> _Stated exercise_: Identify the lines holding "JSON" and copy them.

Rows from a figure dataset
------------------------------

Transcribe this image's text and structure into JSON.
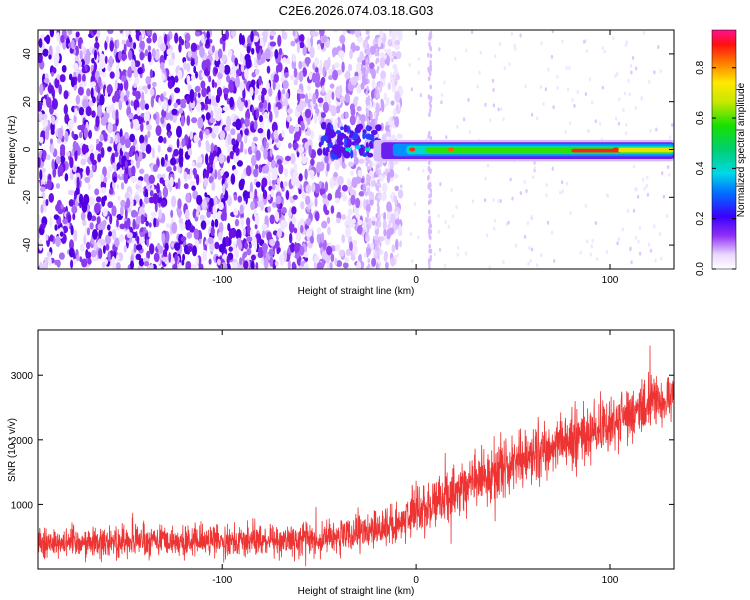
{
  "title": "C2E6.2026.074.03.18.G03",
  "chart_data": [
    {
      "type": "heatmap",
      "xlabel": "Height of straight line (km)",
      "ylabel": "Frequency (Hz)",
      "xlim": [
        -195,
        133
      ],
      "ylim": [
        -50,
        50
      ],
      "xticks": [
        -100,
        0,
        100
      ],
      "yticks": [
        -40,
        -20,
        0,
        20,
        40
      ],
      "colorbar": {
        "label": "Normalized spectral amplitude",
        "range": [
          0,
          0.95
        ],
        "ticks": [
          0.0,
          0.2,
          0.4,
          0.6,
          0.8
        ]
      },
      "features": {
        "noise_region_x": [
          -195,
          -20
        ],
        "signal_start_x": -50,
        "signal_frequency_hz": 0,
        "signal_band_hz": [
          -4,
          3
        ],
        "peak_amplitude": 0.95
      }
    },
    {
      "type": "line",
      "xlabel": "Height of straight line (km)",
      "ylabel": "SNR (10 * v/v)",
      "xlim": [
        -195,
        133
      ],
      "ylim": [
        0,
        3700
      ],
      "xticks": [
        -100,
        0,
        100
      ],
      "yticks": [
        1000,
        2000,
        3000
      ],
      "color": "#ee3333",
      "series": [
        {
          "name": "SNR",
          "x": [
            -195,
            -150,
            -100,
            -60,
            -30,
            -10,
            0,
            20,
            40,
            60,
            80,
            100,
            120,
            133
          ],
          "y_mean": [
            420,
            430,
            440,
            450,
            520,
            700,
            880,
            1200,
            1500,
            1750,
            2000,
            2250,
            2550,
            2700
          ],
          "y_spread": [
            350,
            350,
            350,
            380,
            420,
            480,
            520,
            600,
            650,
            650,
            650,
            650,
            600,
            600
          ]
        }
      ]
    }
  ]
}
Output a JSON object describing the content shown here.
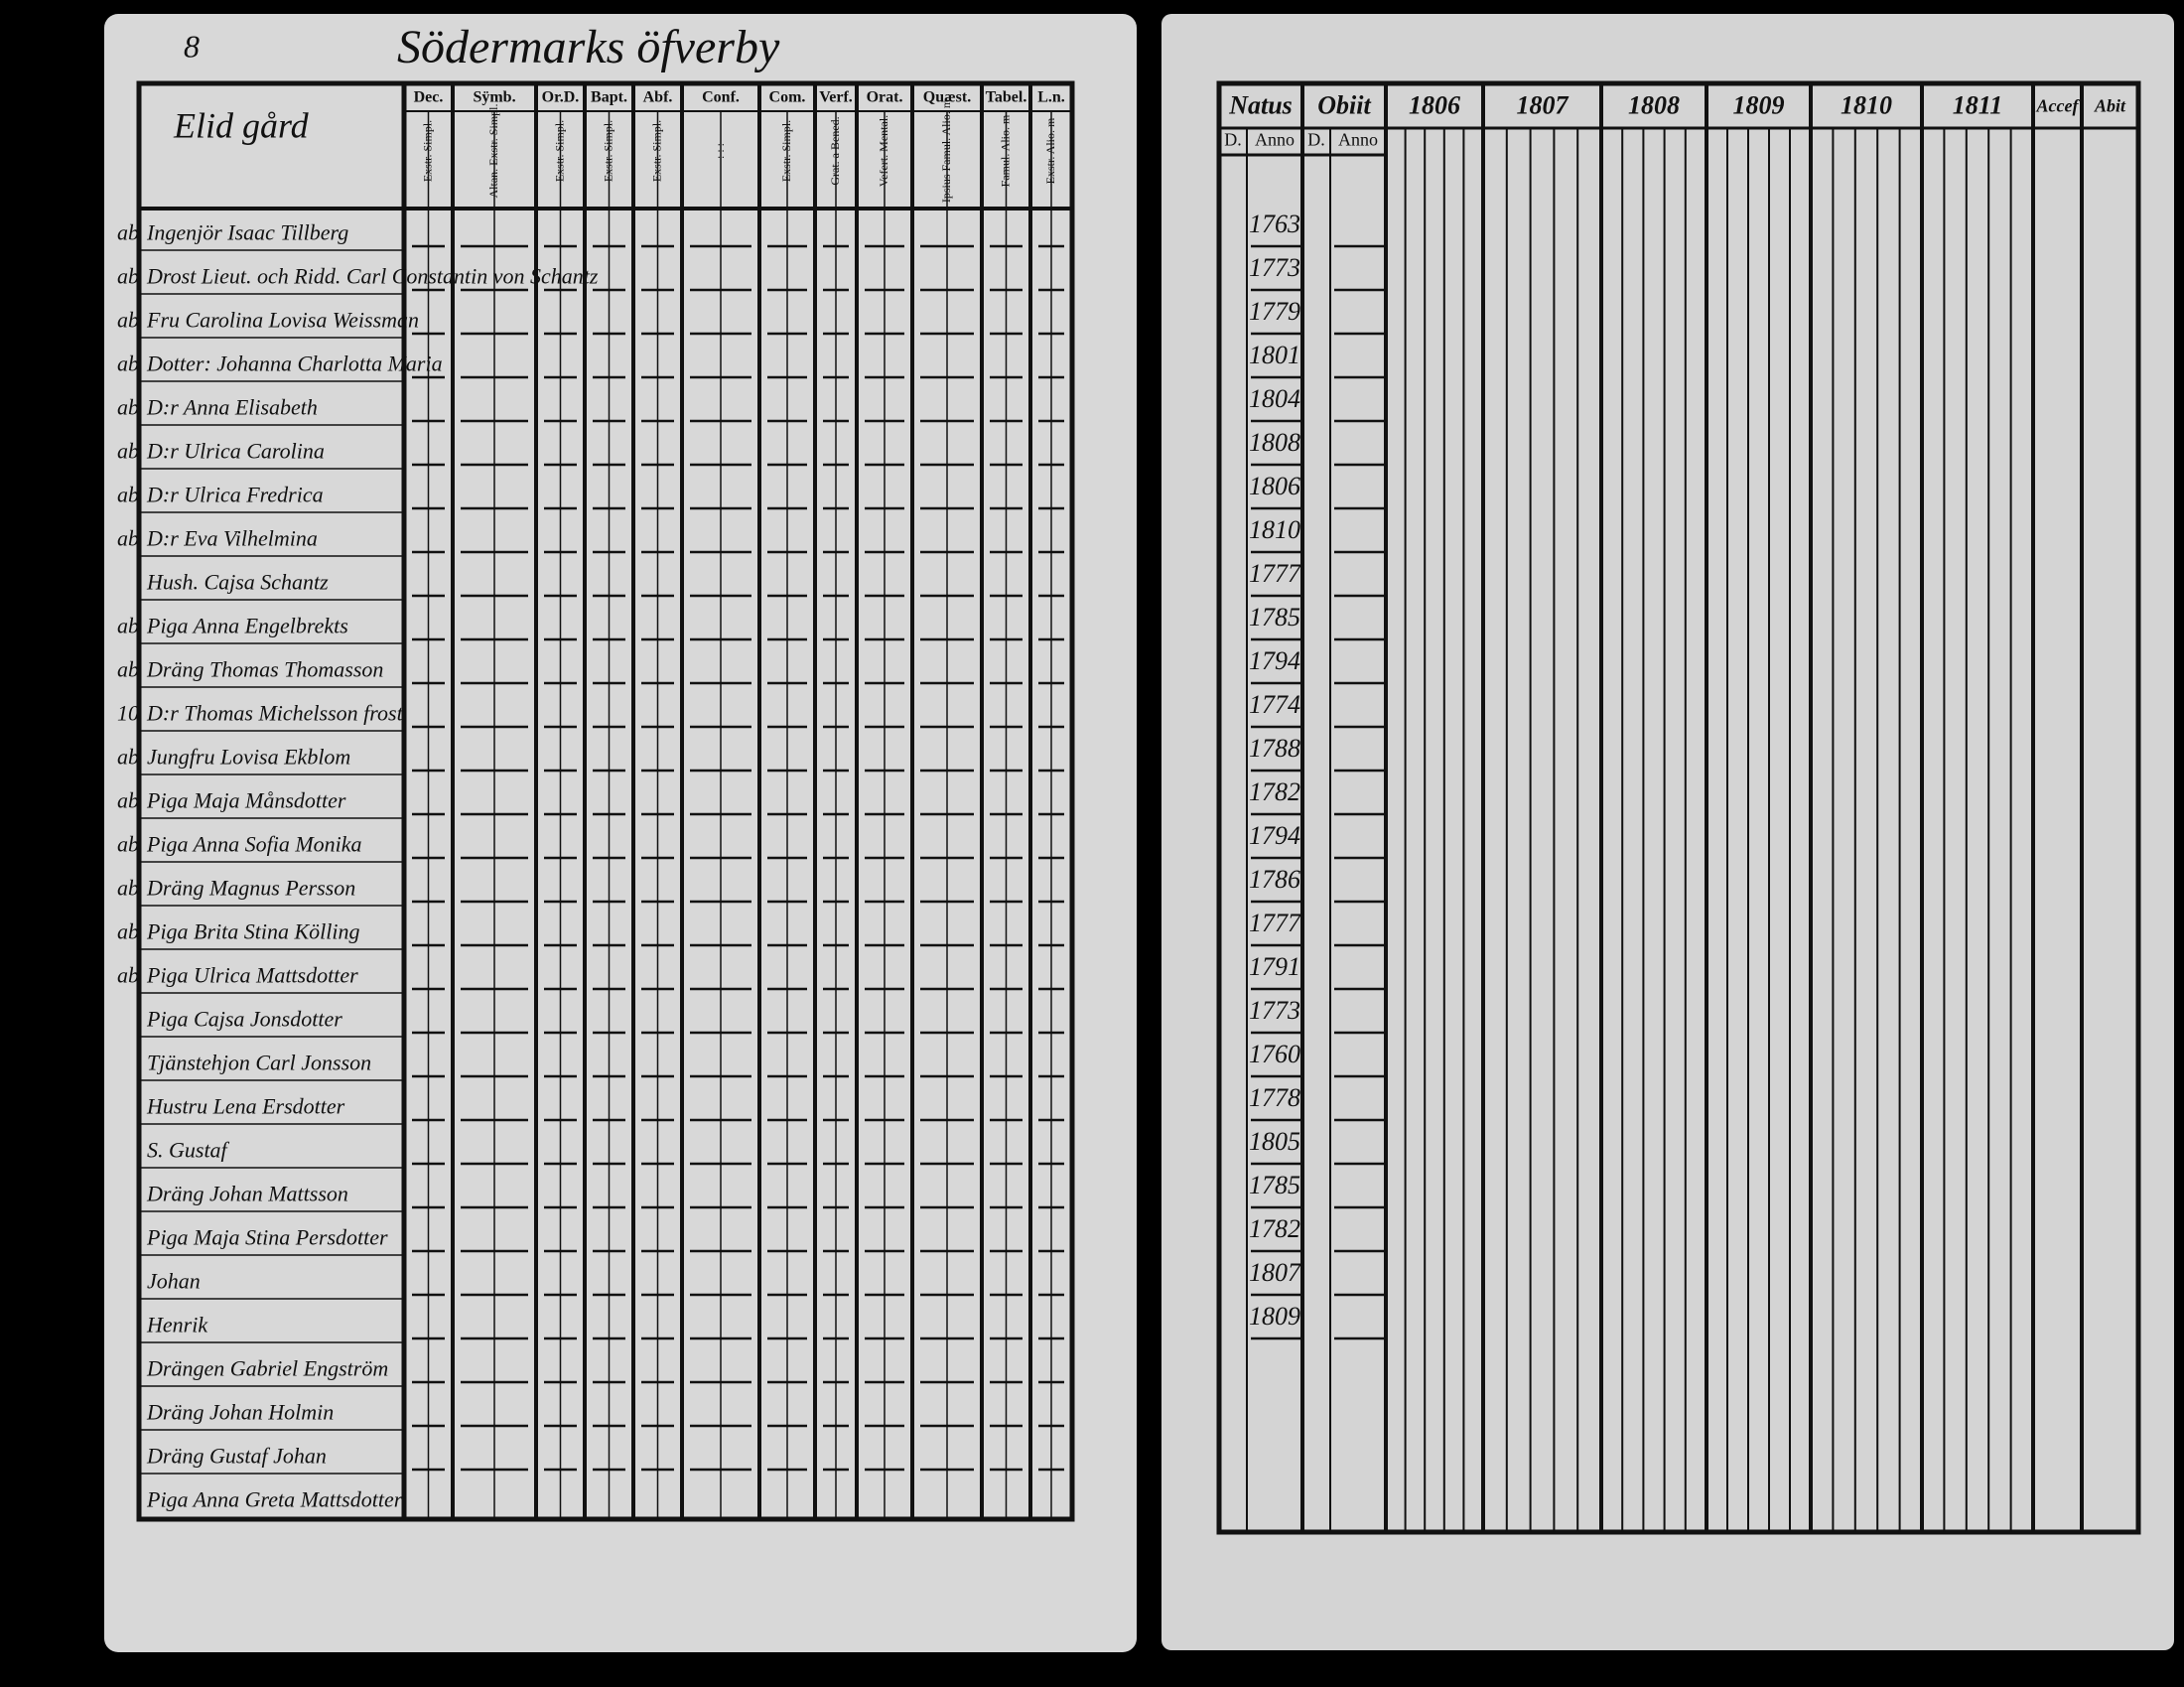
{
  "left_page": {
    "page_number": "8",
    "title": "Södermarks öfverby",
    "table": {
      "corner": "Elid gård",
      "columns": [
        {
          "label": "Dec.",
          "sub": "Exstr. Simpl."
        },
        {
          "label": "Sÿmb.",
          "sub": "Altan. Exstr. Simpl."
        },
        {
          "label": "Or.D.",
          "sub": "Exstr. Simpl."
        },
        {
          "label": "Bapt.",
          "sub": "Exstr. Simpl."
        },
        {
          "label": "Abf.",
          "sub": "Exstr. Simpl."
        },
        {
          "label": "Conf.",
          "sub": ": : :"
        },
        {
          "label": "Com.",
          "sub": "Exstr. Simpl."
        },
        {
          "label": "Verf.",
          "sub": "Grat. a Bened."
        },
        {
          "label": "Orat.",
          "sub": "Vefert. Mental."
        },
        {
          "label": "Quæst.",
          "sub": "Ipsius Famul. Alio. m"
        },
        {
          "label": "Tabel.",
          "sub": "Famul. Alio. m"
        },
        {
          "label": "L.n.",
          "sub": "Exstr. Alio. m"
        }
      ],
      "rows": [
        {
          "margin": "ab",
          "name": "Ingenjör Isaac Tillberg"
        },
        {
          "margin": "ab",
          "name": "Drost Lieut. och Ridd. Carl Constantin von Schantz"
        },
        {
          "margin": "ab",
          "name": "Fru Carolina Lovisa Weissman"
        },
        {
          "margin": "ab",
          "name": "Dotter: Johanna Charlotta Maria"
        },
        {
          "margin": "ab",
          "name": "D:r Anna Elisabeth"
        },
        {
          "margin": "ab",
          "name": "D:r Ulrica Carolina"
        },
        {
          "margin": "ab",
          "name": "D:r Ulrica Fredrica"
        },
        {
          "margin": "ab",
          "name": "D:r Eva Vilhelmina"
        },
        {
          "name": "Hush. Cajsa Schantz"
        },
        {
          "margin": "ab",
          "name": "Piga Anna Engelbrekts"
        },
        {
          "margin": "ab",
          "name": "Dräng Thomas Thomasson"
        },
        {
          "margin": "10",
          "name": "D:r Thomas Michelsson frost"
        },
        {
          "margin": "ab",
          "name": "Jungfru Lovisa Ekblom"
        },
        {
          "margin": "ab",
          "name": "Piga Maja Månsdotter"
        },
        {
          "margin": "ab",
          "name": "Piga Anna Sofia Monika"
        },
        {
          "margin": "ab",
          "name": "Dräng Magnus Persson"
        },
        {
          "margin": "ab",
          "name": "Piga Brita Stina Kölling"
        },
        {
          "margin": "ab",
          "name": "Piga Ulrica Mattsdotter"
        },
        {
          "name": "Piga Cajsa Jonsdotter"
        },
        {
          "name": "Tjänstehjon Carl Jonsson"
        },
        {
          "name": "Hustru Lena Ersdotter"
        },
        {
          "name": "S. Gustaf"
        },
        {
          "name": "Dräng Johan Mattsson"
        },
        {
          "name": "Piga Maja Stina Persdotter"
        },
        {
          "name": "Johan"
        },
        {
          "name": "Henrik"
        },
        {
          "name": "Drängen Gabriel Engström"
        },
        {
          "name": "Dräng Johan Holmin"
        },
        {
          "name": "Dräng Gustaf Johan"
        },
        {
          "name": "Piga Anna Greta Mattsdotter"
        }
      ]
    }
  },
  "right_page": {
    "table": {
      "headers": [
        "Natus",
        "Obiit",
        "1806",
        "1807",
        "1808",
        "1809",
        "1810",
        "1811",
        "Accef",
        "Abit"
      ],
      "subheaders": [
        "D.",
        "Anno",
        "D.",
        "Anno"
      ],
      "birth_years": [
        "1763",
        "1773",
        "1779",
        "1801",
        "1804",
        "1808",
        "1806",
        "1810",
        "1777",
        "1785",
        "1794",
        "1774",
        "1788",
        "1782",
        "1794",
        "1786",
        "1777",
        "1791",
        "1773",
        "1760",
        "1778",
        "1805",
        "1785",
        "1782",
        "1807",
        "1809"
      ]
    }
  }
}
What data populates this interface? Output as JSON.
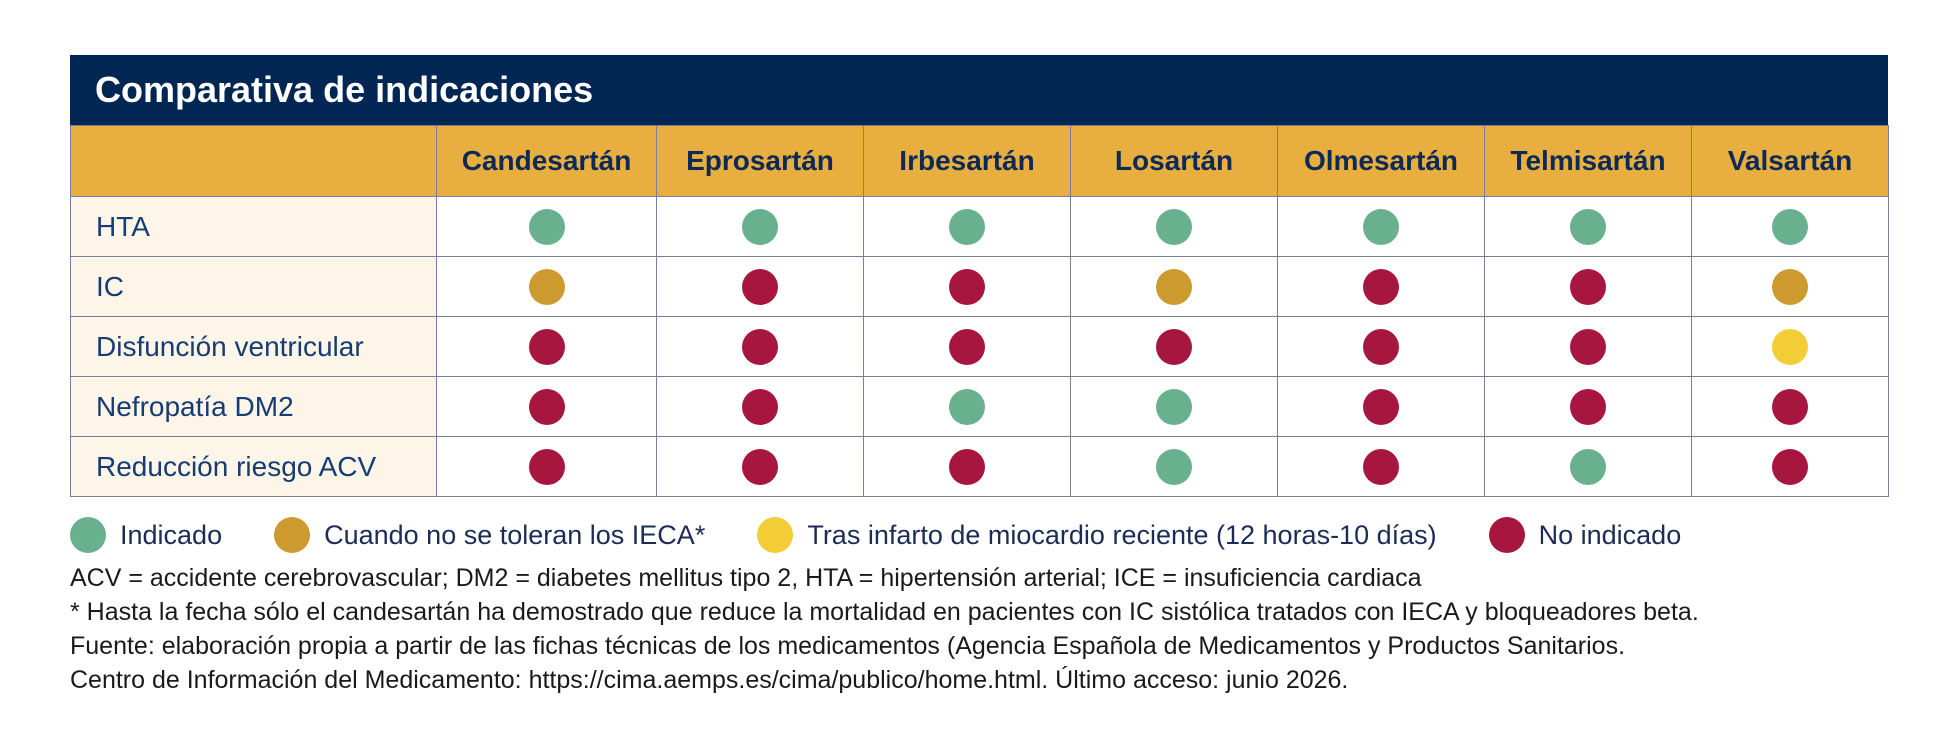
{
  "title": "Comparativa de indicaciones",
  "colors": {
    "header_bg": "#012654",
    "subheader_bg": "#e8ae40",
    "rowlabel_bg": "#fcf5e8",
    "indicado": "#69b08f",
    "no_toleran_ieca": "#cc9a2e",
    "tras_infarto": "#f2cd35",
    "no_indicado": "#a6163f"
  },
  "columns": [
    "Candesartán",
    "Eprosartán",
    "Irbesartán",
    "Losartán",
    "Olmesartán",
    "Telmisartán",
    "Valsartán"
  ],
  "rows": [
    {
      "label": "HTA",
      "values": [
        "indicado",
        "indicado",
        "indicado",
        "indicado",
        "indicado",
        "indicado",
        "indicado"
      ]
    },
    {
      "label": "IC",
      "values": [
        "no_toleran_ieca",
        "no_indicado",
        "no_indicado",
        "no_toleran_ieca",
        "no_indicado",
        "no_indicado",
        "no_toleran_ieca"
      ]
    },
    {
      "label": "Disfunción ventricular",
      "values": [
        "no_indicado",
        "no_indicado",
        "no_indicado",
        "no_indicado",
        "no_indicado",
        "no_indicado",
        "tras_infarto"
      ]
    },
    {
      "label": "Nefropatía DM2",
      "values": [
        "no_indicado",
        "no_indicado",
        "indicado",
        "indicado",
        "no_indicado",
        "no_indicado",
        "no_indicado"
      ]
    },
    {
      "label": "Reducción riesgo ACV",
      "values": [
        "no_indicado",
        "no_indicado",
        "no_indicado",
        "indicado",
        "no_indicado",
        "indicado",
        "no_indicado"
      ]
    }
  ],
  "legend": [
    {
      "key": "indicado",
      "label": "Indicado"
    },
    {
      "key": "no_toleran_ieca",
      "label": "Cuando no se toleran los IECA*"
    },
    {
      "key": "tras_infarto",
      "label": "Tras infarto de miocardio reciente (12 horas-10 días)"
    },
    {
      "key": "no_indicado",
      "label": "No indicado"
    }
  ],
  "notes": {
    "abbreviations": "ACV = accidente cerebrovascular; DM2 = diabetes mellitus tipo 2, HTA = hipertensión arterial; ICE = insuficiencia cardiaca",
    "footnote": "* Hasta la fecha sólo el candesartán ha demostrado que reduce la mortalidad en pacientes con IC sistólica tratados con IECA y bloqueadores beta.",
    "source_line1": "Fuente: elaboración propia a partir de las fichas técnicas de los medicamentos (Agencia Española de Medicamentos y Productos Sanitarios.",
    "source_line2": "Centro de Información del Medicamento: https://cima.aemps.es/cima/publico/home.html. Último acceso: junio 2026."
  }
}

------------------------------

> _Solution to this problem_:
Transcribe this image's text and structure into JSON.
Output a JSON object describing the content shown here.
What data populates this interface? Output as JSON.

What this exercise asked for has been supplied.